Objective:
Set down the material below in full, matching it exactly.

— START Excerpted records —

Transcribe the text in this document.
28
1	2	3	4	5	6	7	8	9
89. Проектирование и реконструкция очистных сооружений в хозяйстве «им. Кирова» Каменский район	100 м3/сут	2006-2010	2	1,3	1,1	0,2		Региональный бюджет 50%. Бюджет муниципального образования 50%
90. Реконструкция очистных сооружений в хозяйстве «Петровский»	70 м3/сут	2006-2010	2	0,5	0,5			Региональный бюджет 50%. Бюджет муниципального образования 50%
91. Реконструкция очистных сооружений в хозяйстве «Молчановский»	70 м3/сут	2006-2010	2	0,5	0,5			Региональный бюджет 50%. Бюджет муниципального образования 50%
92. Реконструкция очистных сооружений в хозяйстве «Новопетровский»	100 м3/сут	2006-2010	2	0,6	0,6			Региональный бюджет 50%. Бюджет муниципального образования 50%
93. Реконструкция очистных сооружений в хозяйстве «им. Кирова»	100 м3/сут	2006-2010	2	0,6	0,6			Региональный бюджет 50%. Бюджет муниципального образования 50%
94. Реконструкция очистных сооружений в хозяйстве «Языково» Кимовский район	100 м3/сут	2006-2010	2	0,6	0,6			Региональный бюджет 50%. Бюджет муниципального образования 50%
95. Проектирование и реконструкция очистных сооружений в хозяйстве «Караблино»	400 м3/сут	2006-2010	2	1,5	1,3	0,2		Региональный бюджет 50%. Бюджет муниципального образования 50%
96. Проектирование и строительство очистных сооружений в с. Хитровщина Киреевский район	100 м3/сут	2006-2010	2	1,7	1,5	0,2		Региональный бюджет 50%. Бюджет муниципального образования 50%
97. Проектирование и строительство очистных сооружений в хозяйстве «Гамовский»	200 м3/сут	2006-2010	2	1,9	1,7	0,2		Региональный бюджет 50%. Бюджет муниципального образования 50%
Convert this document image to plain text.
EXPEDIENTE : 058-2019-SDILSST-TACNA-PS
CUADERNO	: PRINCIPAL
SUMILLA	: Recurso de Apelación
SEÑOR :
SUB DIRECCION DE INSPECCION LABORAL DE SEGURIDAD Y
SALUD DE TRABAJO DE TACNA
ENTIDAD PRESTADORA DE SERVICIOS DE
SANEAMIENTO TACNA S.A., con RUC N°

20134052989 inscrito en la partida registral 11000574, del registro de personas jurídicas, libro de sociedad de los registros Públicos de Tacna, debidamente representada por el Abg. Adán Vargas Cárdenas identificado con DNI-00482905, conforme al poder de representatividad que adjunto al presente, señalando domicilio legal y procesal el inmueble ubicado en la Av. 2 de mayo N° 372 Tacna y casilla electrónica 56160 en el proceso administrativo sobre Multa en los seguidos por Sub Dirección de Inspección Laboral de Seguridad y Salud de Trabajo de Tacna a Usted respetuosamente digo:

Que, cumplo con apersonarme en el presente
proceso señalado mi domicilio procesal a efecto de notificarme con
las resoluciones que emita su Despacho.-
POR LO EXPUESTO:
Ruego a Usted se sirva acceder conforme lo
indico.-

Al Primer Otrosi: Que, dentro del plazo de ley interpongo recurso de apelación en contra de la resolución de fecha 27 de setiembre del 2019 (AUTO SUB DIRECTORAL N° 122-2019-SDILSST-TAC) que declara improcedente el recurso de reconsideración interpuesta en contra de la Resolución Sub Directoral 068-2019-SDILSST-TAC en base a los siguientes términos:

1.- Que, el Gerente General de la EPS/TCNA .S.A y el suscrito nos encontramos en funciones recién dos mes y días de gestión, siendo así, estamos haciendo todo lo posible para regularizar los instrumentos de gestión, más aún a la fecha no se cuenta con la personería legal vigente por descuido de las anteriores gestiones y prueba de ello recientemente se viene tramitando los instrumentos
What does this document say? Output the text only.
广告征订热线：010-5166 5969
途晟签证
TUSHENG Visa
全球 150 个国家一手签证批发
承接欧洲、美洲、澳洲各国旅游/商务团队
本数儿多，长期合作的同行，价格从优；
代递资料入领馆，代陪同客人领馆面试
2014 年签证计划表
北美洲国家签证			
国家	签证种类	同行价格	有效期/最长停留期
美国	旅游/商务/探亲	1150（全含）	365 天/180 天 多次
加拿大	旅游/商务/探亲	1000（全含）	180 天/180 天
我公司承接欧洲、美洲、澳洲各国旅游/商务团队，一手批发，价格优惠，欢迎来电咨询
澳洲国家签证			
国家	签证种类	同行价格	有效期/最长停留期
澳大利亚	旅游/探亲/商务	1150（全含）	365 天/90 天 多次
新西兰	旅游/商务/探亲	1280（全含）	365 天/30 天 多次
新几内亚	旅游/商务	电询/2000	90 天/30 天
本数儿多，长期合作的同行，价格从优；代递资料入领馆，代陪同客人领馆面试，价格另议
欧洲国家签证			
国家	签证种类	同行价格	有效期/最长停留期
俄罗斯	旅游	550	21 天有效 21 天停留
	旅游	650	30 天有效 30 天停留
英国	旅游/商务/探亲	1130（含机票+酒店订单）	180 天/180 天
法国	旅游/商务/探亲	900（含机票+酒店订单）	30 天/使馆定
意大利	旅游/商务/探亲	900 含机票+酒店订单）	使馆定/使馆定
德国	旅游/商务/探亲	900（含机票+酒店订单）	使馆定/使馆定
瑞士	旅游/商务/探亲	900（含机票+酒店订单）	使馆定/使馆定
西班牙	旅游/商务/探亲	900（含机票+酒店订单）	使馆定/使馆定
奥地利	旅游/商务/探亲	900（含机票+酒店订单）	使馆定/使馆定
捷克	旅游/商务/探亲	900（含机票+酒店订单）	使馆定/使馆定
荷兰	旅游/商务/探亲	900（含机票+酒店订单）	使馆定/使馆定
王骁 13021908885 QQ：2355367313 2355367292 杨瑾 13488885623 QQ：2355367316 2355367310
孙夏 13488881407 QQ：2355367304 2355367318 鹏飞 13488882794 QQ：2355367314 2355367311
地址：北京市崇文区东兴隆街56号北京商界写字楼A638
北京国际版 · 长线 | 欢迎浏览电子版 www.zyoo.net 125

— END Excerpted records —

Task output:
Transcribe the text in this document.
28
1	2	3	4	5	6	7	8	9
89. Проектирование и реконструкция очистных сооружений в хозяйстве «им. Кирова» Каменский район	100 м3/сут	2006-2010	2	1,3	1,1	0,2		Региональный бюджет 50%. Бюджет муниципального образования 50%
90. Реконструкция очистных сооружений в хозяйстве «Петровский»	70 м3/сут	2006-2010	2	0,5	0,5			Региональный бюджет 50%. Бюджет муниципального образования 50%
91. Реконструкция очистных сооружений в хозяйстве «Молчановский»	70 м3/сут	2006-2010	2	0,5	0,5			Региональный бюджет 50%. Бюджет муниципального образования 50%
92. Реконструкция очистных сооружений в хозяйстве «Новопетровский»	100 м3/сут	2006-2010	2	0,6	0,6			Региональный бюджет 50%. Бюджет муниципального образования 50%
93. Реконструкция очистных сооружений в хозяйстве «им. Кирова»	100 м3/сут	2006-2010	2	0,6	0,6			Региональный бюджет 50%. Бюджет муниципального образования 50%
94. Реконструкция очистных сооружений в хозяйстве «Языково» Кимовский район	100 м3/сут	2006-2010	2	0,6	0,6			Региональный бюджет 50%. Бюджет муниципального образования 50%
95. Проектирование и реконструкция очистных сооружений в хозяйстве «Караблино»	400 м3/сут	2006-2010	2	1,5	1,3	0,2		Региональный бюджет 50%. Бюджет муниципального образования 50%
96. Проектирование и строительство очистных сооружений в с. Хитровщина Киреевский район	100 м3/сут	2006-2010	2	1,7	1,5	0,2		Региональный бюджет 50%. Бюджет муниципального образования 50%
97. Проектирование и строительство очистных сооружений в хозяйстве «Гамовский»	200 м3/сут	2006-2010	2	1,9	1,7	0,2		Региональный бюджет 50%. Бюджет муниципального образования 50%
Convert this document image to plain text.
EXPEDIENTE : 058-2019-SDILSST-TACNA-PS
CUADERNO	: PRINCIPAL
SUMILLA	: Recurso de Apelación
SEÑOR :
SUB DIRECCION DE INSPECCION LABORAL DE SEGURIDAD Y
SALUD DE TRABAJO DE TACNA
ENTIDAD PRESTADORA DE SERVICIOS DE
SANEAMIENTO TACNA S.A., con RUC N°

20134052989 inscrito en la partida registral 11000574, del registro de personas jurídicas, libro de sociedad de los registros Públicos de Tacna, debidamente representada por el Abg. Adán Vargas Cárdenas identificado con DNI-00482905, conforme al poder de representatividad que adjunto al presente, señalando domicilio legal y procesal el inmueble ubicado en la Av. 2 de mayo N° 372 Tacna y casilla electrónica 56160 en el proceso administrativo sobre Multa en los seguidos por Sub Dirección de Inspección Laboral de Seguridad y Salud de Trabajo de Tacna a Usted respetuosamente digo:

Que, cumplo con apersonarme en el presente
proceso señalado mi domicilio procesal a efecto de notificarme con
las resoluciones que emita su Despacho.-
POR LO EXPUESTO:
Ruego a Usted se sirva acceder conforme lo
indico.-

Al Primer Otrosi: Que, dentro del plazo de ley interpongo recurso de apelación en contra de la resolución de fecha 27 de setiembre del 2019 (AUTO SUB DIRECTORAL N° 122-2019-SDILSST-TAC) que declara improcedente el recurso de reconsideración interpuesta en contra de la Resolución Sub Directoral 068-2019-SDILSST-TAC en base a los siguientes términos:

1.- Que, el Gerente General de la EPS/TCNA .S.A y el suscrito nos encontramos en funciones recién dos mes y días de gestión, siendo así, estamos haciendo todo lo posible para regularizar los instrumentos de gestión, más aún a la fecha no se cuenta con la personería legal vigente por descuido de las anteriores gestiones y prueba de ello recientemente se viene tramitando los instrumentos
What does this document say? Output the text only.
广告征订热线：010-5166 5969
途晟签证
TUSHENG Visa
全球 150 个国家一手签证批发
承接欧洲、美洲、澳洲各国旅游/商务团队
本数儿多，长期合作的同行，价格从优；
代递资料入领馆，代陪同客人领馆面试
2014 年签证计划表
北美洲国家签证			
国家	签证种类	同行价格	有效期/最长停留期
美国	旅游/商务/探亲	1150（全含）	365 天/180 天 多次
加拿大	旅游/商务/探亲	1000（全含）	180 天/180 天
我公司承接欧洲、美洲、澳洲各国旅游/商务团队，一手批发，价格优惠，欢迎来电咨询
澳洲国家签证			
国家	签证种类	同行价格	有效期/最长停留期
澳大利亚	旅游/探亲/商务	1150（全含）	365 天/90 天 多次
新西兰	旅游/商务/探亲	1280（全含）	365 天/30 天 多次
新几内亚	旅游/商务	电询/2000	90 天/30 天
本数儿多，长期合作的同行，价格从优；代递资料入领馆，代陪同客人领馆面试，价格另议
欧洲国家签证			
国家	签证种类	同行价格	有效期/最长停留期
俄罗斯	旅游	550	21 天有效 21 天停留
	旅游	650	30 天有效 30 天停留
英国	旅游/商务/探亲	1130（含机票+酒店订单）	180 天/180 天
法国	旅游/商务/探亲	900（含机票+酒店订单）	30 天/使馆定
意大利	旅游/商务/探亲	900 含机票+酒店订单）	使馆定/使馆定
德国	旅游/商务/探亲	900（含机票+酒店订单）	使馆定/使馆定
瑞士	旅游/商务/探亲	900（含机票+酒店订单）	使馆定/使馆定
西班牙	旅游/商务/探亲	900（含机票+酒店订单）	使馆定/使馆定
奥地利	旅游/商务/探亲	900（含机票+酒店订单）	使馆定/使馆定
捷克	旅游/商务/探亲	900（含机票+酒店订单）	使馆定/使馆定
荷兰	旅游/商务/探亲	900（含机票+酒店订单）	使馆定/使馆定
王骁 13021908885 QQ：2355367313 2355367292 杨瑾 13488885623 QQ：2355367316 2355367310
孙夏 13488881407 QQ：2355367304 2355367318 鹏飞 13488882794 QQ：2355367314 2355367311
地址：北京市崇文区东兴隆街56号北京商界写字楼A638
北京国际版 · 长线 | 欢迎浏览电子版 www.zyoo.net 125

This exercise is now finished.